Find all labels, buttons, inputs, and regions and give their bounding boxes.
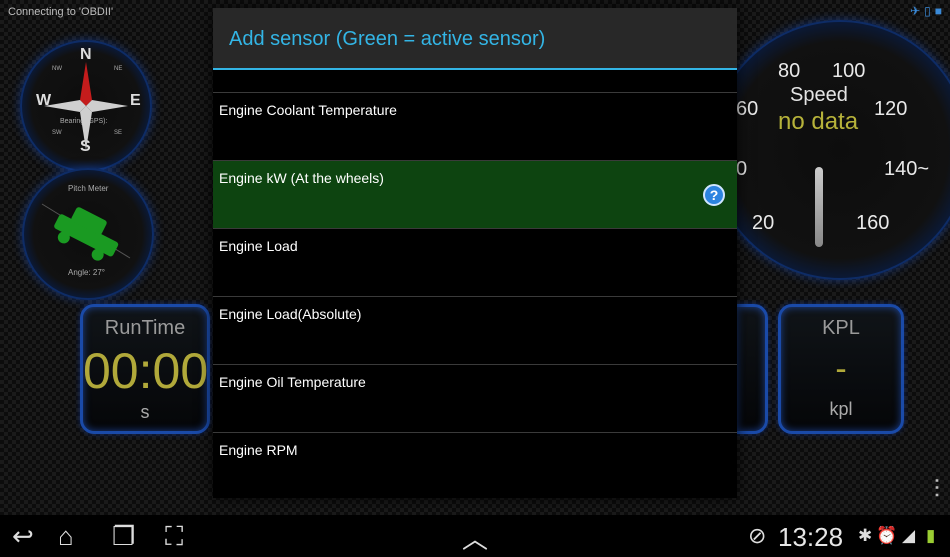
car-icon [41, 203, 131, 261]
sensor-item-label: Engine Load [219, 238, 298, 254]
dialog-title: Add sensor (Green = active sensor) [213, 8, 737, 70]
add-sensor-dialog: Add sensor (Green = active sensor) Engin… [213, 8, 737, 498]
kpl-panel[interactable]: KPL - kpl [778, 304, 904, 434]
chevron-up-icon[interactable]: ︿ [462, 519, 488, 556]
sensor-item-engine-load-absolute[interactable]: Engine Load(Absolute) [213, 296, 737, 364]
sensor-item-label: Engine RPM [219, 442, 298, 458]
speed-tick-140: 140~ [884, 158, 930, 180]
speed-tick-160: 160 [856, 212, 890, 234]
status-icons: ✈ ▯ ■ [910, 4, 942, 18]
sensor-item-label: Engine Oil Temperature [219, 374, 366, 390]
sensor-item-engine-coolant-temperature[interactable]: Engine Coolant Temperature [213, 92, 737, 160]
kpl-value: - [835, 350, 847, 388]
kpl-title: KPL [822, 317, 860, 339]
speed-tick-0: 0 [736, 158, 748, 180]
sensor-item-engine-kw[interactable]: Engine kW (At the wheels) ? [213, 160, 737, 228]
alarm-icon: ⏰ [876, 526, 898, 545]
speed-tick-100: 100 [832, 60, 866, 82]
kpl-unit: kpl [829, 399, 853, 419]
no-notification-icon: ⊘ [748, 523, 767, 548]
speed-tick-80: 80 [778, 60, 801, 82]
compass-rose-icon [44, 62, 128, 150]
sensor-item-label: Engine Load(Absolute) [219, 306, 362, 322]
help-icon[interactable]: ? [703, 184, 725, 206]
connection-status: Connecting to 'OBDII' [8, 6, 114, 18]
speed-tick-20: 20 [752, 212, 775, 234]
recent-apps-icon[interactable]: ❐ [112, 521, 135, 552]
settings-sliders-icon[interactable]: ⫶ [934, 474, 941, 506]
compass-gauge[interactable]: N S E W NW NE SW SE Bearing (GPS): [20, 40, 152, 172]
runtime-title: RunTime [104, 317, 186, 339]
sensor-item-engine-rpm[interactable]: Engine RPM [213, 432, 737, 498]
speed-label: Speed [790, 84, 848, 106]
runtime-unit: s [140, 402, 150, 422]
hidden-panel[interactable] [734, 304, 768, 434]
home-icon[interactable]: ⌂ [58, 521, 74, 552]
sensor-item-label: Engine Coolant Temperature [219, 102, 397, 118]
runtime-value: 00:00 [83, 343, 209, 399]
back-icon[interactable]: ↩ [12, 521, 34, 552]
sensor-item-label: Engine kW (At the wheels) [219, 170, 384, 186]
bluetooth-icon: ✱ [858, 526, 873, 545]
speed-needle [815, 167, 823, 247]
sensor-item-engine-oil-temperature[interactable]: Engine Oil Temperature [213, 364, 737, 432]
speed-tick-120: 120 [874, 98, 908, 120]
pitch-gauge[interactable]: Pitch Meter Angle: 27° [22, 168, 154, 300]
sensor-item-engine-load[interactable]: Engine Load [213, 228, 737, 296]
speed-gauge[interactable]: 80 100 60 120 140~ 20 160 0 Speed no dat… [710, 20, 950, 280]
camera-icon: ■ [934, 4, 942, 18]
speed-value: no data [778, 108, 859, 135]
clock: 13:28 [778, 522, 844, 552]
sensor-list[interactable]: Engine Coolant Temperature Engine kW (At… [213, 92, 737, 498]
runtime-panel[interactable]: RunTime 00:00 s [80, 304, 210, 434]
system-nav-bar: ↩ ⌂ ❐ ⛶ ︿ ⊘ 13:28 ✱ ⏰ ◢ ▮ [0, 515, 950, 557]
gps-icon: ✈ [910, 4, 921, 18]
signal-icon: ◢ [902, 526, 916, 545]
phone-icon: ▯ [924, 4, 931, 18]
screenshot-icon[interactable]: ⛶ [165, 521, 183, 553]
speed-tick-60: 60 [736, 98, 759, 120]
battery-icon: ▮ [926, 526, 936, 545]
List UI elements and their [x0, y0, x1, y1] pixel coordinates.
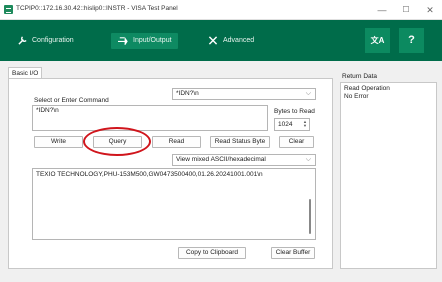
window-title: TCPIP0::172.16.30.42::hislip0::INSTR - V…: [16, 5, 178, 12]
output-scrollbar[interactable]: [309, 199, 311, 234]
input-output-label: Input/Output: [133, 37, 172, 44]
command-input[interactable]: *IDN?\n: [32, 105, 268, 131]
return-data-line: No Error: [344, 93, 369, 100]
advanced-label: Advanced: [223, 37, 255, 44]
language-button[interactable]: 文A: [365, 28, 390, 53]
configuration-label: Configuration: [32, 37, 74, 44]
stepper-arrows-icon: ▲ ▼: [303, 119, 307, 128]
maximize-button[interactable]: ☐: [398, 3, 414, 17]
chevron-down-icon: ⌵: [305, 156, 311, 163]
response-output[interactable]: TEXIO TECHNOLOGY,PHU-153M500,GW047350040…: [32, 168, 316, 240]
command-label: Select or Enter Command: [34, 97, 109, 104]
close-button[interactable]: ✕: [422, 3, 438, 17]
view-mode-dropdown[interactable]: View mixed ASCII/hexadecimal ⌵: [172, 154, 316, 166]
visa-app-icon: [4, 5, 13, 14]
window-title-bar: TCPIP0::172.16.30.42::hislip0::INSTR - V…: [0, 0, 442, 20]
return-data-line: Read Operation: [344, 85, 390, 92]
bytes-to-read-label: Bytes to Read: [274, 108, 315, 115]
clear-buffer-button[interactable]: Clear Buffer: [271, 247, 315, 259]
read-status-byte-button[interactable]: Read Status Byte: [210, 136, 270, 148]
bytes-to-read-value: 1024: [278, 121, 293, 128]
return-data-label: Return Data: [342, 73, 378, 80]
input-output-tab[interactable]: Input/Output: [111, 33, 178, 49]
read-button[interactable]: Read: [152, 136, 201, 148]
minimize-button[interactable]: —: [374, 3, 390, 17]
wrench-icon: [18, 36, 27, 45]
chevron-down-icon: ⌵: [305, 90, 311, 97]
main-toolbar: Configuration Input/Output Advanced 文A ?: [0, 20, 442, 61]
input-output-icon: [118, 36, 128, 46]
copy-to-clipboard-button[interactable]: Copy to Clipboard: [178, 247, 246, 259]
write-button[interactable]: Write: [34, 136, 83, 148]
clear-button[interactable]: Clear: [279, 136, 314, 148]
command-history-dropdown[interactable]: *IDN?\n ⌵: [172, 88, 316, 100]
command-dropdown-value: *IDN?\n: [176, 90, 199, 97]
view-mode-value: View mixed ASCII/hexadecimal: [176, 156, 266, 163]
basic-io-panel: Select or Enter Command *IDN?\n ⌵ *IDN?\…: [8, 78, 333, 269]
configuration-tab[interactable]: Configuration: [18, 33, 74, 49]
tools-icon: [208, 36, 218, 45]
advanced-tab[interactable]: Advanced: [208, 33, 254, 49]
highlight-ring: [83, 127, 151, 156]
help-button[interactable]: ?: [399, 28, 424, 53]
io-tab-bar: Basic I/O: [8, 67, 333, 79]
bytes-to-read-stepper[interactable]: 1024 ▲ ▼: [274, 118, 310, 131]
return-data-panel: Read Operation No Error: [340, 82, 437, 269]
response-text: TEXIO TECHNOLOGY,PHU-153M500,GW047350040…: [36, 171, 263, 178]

########################################

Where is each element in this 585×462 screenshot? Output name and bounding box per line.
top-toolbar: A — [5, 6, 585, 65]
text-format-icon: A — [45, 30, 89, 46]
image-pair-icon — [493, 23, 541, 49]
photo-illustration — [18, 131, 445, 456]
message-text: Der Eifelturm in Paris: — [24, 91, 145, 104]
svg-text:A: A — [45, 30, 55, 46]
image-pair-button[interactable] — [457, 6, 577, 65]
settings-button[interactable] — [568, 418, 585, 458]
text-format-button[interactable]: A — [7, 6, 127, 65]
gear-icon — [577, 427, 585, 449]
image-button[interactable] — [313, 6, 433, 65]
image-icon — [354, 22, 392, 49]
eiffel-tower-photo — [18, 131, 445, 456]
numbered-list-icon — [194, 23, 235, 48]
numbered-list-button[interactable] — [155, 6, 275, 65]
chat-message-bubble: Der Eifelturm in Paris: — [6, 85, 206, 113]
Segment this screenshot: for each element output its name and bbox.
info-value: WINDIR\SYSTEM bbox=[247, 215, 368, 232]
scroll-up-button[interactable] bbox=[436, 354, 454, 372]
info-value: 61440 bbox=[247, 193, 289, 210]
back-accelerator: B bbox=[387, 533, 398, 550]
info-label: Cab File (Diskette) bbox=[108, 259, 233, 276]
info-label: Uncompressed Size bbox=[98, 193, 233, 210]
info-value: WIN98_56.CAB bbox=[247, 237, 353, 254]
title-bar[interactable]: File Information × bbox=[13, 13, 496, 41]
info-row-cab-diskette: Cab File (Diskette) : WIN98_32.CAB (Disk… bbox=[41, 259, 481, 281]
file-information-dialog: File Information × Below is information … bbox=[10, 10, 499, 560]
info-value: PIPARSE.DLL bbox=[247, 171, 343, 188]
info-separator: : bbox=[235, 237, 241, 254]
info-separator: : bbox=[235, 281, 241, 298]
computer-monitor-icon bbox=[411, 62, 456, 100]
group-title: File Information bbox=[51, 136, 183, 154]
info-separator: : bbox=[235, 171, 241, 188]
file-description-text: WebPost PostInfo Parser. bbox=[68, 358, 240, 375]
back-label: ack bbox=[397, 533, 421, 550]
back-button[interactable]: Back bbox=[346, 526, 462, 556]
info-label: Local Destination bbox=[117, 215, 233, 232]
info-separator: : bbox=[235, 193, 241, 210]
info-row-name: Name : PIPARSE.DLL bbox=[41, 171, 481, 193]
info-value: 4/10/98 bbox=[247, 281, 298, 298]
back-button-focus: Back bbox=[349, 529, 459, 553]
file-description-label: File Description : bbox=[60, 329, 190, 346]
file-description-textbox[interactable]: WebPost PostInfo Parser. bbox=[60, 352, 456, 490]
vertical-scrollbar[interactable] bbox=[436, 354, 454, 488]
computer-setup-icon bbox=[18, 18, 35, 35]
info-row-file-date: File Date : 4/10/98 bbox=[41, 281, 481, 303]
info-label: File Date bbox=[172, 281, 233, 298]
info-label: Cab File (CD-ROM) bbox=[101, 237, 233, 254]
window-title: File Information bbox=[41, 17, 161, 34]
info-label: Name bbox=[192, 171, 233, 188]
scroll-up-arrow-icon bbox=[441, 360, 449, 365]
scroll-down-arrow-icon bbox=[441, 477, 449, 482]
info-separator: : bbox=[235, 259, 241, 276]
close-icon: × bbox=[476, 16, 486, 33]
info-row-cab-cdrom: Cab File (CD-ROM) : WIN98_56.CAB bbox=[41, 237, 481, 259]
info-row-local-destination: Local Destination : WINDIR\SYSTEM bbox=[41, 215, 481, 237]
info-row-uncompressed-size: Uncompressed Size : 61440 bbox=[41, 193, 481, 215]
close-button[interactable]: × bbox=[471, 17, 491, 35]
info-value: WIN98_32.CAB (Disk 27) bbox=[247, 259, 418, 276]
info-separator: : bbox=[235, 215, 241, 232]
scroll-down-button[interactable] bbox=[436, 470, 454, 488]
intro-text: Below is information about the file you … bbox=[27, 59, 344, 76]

########################################

▶ Problem details
In the records, take the part that opens with the line containing "Where is each" and closes with the line containing "photo-illustration — [18, 131, 445, 456]". Reproduce only those lines, replacing "screenshot" with "capture" and leaving everything else unchanged.

▶ Answer to the task
Where is each element in this 585×462 capture? Output name and bounding box per line.
top-toolbar: A — [5, 6, 585, 65]
text-format-icon: A — [45, 30, 89, 46]
image-pair-icon — [493, 23, 541, 49]
photo-illustration — [18, 131, 445, 456]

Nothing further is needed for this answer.